Problem statement: Check each line of the records below for the word "Gespräche" and copy those where it appears.

[start]

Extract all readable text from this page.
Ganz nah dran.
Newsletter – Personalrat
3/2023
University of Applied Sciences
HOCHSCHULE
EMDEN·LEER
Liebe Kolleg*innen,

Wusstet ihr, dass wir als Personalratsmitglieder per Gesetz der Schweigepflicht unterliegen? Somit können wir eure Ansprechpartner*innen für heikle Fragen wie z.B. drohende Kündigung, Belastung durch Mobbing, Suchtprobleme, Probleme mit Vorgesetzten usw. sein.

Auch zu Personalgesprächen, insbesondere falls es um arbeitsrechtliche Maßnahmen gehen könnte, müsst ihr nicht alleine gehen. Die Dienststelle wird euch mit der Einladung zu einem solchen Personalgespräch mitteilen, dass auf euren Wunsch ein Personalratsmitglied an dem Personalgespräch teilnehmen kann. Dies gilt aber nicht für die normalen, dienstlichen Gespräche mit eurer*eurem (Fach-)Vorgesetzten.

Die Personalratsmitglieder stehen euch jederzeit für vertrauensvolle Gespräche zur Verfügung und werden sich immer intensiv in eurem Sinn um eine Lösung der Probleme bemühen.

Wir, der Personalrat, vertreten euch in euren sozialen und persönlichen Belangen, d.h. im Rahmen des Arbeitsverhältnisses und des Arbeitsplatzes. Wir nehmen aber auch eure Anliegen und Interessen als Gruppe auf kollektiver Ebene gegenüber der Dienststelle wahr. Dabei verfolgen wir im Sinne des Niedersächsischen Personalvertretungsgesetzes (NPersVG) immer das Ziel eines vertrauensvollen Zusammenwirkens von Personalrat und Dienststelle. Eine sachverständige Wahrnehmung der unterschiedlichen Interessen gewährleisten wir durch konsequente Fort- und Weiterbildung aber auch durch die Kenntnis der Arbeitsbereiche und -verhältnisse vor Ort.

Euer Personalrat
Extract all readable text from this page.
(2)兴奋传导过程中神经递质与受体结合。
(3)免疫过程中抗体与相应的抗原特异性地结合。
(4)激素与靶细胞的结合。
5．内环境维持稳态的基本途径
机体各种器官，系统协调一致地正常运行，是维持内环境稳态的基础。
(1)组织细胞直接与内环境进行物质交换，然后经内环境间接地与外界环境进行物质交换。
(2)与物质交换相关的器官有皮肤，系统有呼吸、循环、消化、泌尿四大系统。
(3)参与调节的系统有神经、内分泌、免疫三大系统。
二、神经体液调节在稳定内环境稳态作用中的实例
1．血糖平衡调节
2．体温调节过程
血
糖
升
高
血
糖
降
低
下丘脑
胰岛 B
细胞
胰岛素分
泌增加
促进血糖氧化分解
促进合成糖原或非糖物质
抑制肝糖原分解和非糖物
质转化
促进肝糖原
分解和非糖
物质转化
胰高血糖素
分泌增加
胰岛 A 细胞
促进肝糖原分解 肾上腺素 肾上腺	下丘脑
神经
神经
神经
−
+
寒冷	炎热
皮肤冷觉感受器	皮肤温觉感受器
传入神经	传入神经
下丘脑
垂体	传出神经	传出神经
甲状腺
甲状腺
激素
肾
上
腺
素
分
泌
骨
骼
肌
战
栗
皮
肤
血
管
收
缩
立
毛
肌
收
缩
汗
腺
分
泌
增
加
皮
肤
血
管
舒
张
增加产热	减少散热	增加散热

[end]

Full solution:
Auch zu Personalgesprächen, insbesondere falls es um arbeitsrechtliche Maßnahmen gehen könnte, müsst ihr nicht alleine gehen. Die Dienststelle wird euch mit der Einladung zu einem solchen Personalgespräch mitteilen, dass auf euren Wunsch ein Personalratsmitglied an dem Personalgespräch teilnehmen kann. Dies gilt aber nicht für die normalen, dienstlichen Gespräche mit eurer*eurem (Fach-)Vorgesetzten.
Die Personalratsmitglieder stehen euch jederzeit für vertrauensvolle Gespräche zur Verfügung und werden sich immer intensiv in eurem Sinn um eine Lösung der Probleme bemühen.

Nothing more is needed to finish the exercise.